Aim - Gather all lines containing the string "characteristic" and copy them out.

--------------------

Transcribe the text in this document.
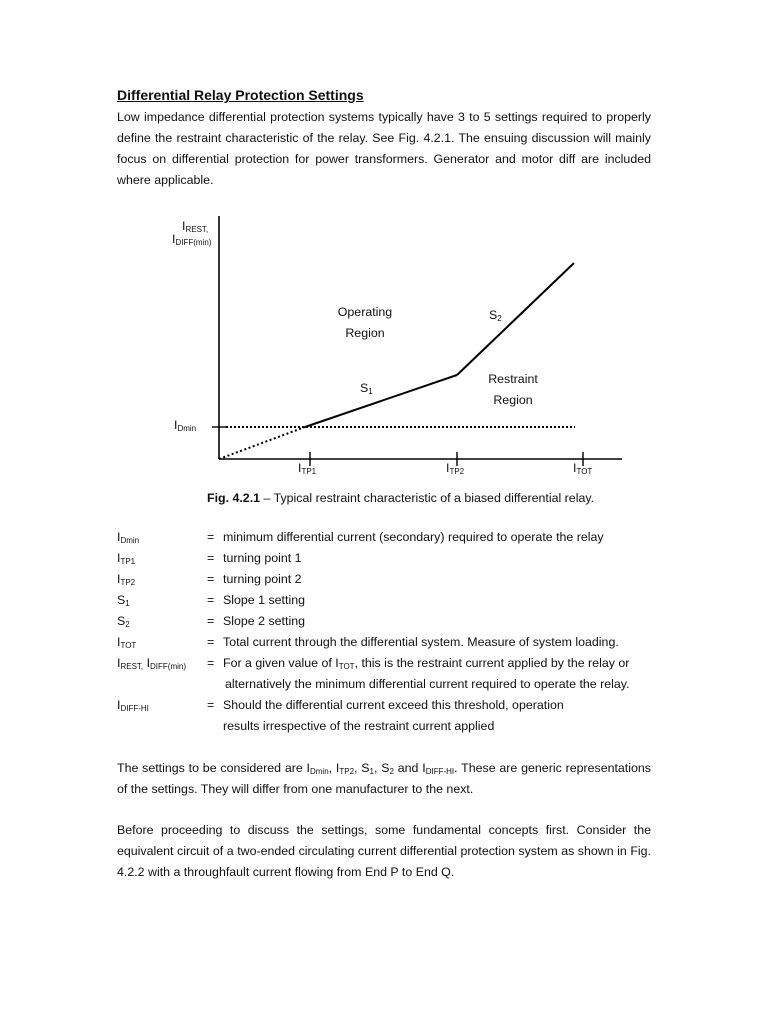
Differential Relay Protection Settings

Low impedance differential protection systems typically have 3 to 5 settings required to properly define the restraint characteristic of the relay. See Fig. 4.2.1. The ensuing discussion will mainly focus on differential protection for power transformers. Generator and motor diff are included where applicable.

$I_{REST,}$
$I_{DIFF(min)}$
$I_{Dmin}$
Operating
Region
Restraint
Region
$S_1$
$S_2$
$I_{TP1}$	$I_{TP2}$	$I_{TOT}$
Fig. 4.2.1 – Typical restraint characteristic of a biased differential relay.
$I_{Dmin}$	= minimum differential current (secondary) required to operate the relay
$I_{TP1}$	= turning point 1
$I_{TP2}$	= turning point 2
$S_1$	= Slope 1 setting
$S_2$	= Slope 2 setting
$I_{TOT}$	= Total current through the differential system. Measure of system loading.
$I_{REST,}$ $I_{DIFF(min)}$ = For a given value of $I_{TOT}$, this is the restraint current applied by the relay or
alternatively the minimum differential current required to operate the relay.
$I_{DIFF-HI}$	= Should the differential current exceed this threshold, operation
results irrespective of the restraint current applied

The settings to be considered are $I_{Dmin}$, $I_{TP2}$, $S_1$, $S_2$ and $I_{DIFF-HI}$. These are generic representations of the settings. They will differ from one manufacturer to the next.

Before proceeding to discuss the settings, some fundamental concepts first. Consider the equivalent circuit of a two-ended circulating current differential protection system as shown in Fig. 4.2.2 with a throughfault current flowing from End P to End Q.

--------------------

Completed exercise -
Low impedance differential protection systems typically have 3 to 5 settings required to properly define the restraint characteristic of the relay. See Fig. 4.2.1. The ensuing discussion will mainly focus on differential protection for power transformers. Generator and motor diff are included where applicable.
Fig. 4.2.1 – Typical restraint characteristic of a biased differential relay.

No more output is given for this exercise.